Recorded data
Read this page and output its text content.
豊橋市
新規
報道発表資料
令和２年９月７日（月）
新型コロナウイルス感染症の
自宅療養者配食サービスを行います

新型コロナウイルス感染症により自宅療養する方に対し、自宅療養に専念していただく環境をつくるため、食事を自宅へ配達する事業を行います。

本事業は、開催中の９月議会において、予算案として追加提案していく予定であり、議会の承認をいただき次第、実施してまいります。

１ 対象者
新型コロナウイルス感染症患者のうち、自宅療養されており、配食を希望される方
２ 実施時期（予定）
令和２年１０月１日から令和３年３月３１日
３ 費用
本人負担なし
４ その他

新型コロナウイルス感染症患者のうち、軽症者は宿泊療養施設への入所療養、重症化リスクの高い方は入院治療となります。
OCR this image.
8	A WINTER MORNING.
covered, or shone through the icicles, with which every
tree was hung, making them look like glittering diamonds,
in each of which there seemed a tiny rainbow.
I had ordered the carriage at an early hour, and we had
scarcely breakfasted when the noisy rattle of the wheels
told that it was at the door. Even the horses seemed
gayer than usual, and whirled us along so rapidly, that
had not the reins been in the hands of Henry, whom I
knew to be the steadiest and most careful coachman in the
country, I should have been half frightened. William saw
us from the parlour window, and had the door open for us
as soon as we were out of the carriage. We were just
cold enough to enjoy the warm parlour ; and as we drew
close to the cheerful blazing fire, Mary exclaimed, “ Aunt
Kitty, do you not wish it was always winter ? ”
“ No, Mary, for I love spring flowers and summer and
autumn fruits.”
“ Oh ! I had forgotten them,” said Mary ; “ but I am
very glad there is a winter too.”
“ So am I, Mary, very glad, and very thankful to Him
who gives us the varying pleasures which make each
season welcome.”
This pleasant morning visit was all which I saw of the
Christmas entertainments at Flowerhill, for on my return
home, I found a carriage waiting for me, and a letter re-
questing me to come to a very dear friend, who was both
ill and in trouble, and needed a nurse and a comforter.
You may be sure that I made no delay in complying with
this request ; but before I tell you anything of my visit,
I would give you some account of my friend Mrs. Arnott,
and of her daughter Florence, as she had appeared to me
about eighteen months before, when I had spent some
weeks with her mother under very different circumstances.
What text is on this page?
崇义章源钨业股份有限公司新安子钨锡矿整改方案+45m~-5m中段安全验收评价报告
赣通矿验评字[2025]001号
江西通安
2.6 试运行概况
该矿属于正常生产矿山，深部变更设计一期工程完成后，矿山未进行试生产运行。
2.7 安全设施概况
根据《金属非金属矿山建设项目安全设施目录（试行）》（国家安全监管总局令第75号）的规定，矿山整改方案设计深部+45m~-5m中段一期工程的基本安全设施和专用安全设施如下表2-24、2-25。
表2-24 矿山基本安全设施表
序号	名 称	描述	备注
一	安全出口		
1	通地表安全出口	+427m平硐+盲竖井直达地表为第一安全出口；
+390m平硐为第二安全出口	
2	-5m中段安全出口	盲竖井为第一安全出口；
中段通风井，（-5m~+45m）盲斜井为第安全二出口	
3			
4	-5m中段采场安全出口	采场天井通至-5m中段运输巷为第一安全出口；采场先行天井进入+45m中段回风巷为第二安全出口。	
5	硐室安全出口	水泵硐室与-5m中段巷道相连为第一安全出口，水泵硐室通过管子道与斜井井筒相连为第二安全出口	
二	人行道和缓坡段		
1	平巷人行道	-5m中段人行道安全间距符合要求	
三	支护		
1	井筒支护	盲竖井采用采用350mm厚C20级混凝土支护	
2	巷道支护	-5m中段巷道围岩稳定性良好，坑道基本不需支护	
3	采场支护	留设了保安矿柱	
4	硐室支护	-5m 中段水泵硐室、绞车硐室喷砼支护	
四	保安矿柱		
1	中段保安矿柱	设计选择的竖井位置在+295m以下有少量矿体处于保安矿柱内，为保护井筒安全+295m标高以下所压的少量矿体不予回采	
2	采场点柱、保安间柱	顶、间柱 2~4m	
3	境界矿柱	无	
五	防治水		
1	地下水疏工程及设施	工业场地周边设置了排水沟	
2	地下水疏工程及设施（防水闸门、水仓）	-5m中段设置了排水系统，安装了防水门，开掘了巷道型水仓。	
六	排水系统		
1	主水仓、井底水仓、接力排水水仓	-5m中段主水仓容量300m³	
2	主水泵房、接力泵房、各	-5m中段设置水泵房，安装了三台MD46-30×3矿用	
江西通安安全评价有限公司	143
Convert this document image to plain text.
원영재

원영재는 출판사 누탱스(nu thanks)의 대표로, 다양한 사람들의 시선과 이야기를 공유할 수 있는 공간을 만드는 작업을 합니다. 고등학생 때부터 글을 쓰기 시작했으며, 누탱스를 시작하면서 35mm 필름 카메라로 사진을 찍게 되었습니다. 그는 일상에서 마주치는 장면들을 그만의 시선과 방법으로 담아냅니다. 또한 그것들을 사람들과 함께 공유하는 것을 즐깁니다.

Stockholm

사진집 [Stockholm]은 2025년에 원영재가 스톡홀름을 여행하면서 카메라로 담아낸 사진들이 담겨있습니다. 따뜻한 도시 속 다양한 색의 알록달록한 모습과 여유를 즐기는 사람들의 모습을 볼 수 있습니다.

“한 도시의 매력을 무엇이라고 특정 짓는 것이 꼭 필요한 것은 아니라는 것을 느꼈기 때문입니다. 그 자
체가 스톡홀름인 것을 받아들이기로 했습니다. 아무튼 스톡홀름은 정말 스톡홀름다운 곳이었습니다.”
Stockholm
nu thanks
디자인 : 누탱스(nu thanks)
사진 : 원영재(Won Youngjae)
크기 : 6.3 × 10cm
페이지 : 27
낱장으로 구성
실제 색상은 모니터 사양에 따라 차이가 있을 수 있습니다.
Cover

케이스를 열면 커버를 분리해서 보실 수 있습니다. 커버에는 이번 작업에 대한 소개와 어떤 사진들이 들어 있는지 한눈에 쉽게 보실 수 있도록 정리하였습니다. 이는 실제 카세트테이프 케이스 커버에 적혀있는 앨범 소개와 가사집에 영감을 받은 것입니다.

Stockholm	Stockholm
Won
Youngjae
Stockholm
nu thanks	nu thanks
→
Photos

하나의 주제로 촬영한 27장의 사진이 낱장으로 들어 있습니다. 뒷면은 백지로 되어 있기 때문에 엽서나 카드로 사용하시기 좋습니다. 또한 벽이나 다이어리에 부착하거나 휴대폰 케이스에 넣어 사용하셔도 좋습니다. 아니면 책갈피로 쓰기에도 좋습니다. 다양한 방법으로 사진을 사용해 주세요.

Task to carry out:
List each line holding the string "there".

Full answer:
in each of which there seemed a tiny rainbow.
very glad there is a winter too.”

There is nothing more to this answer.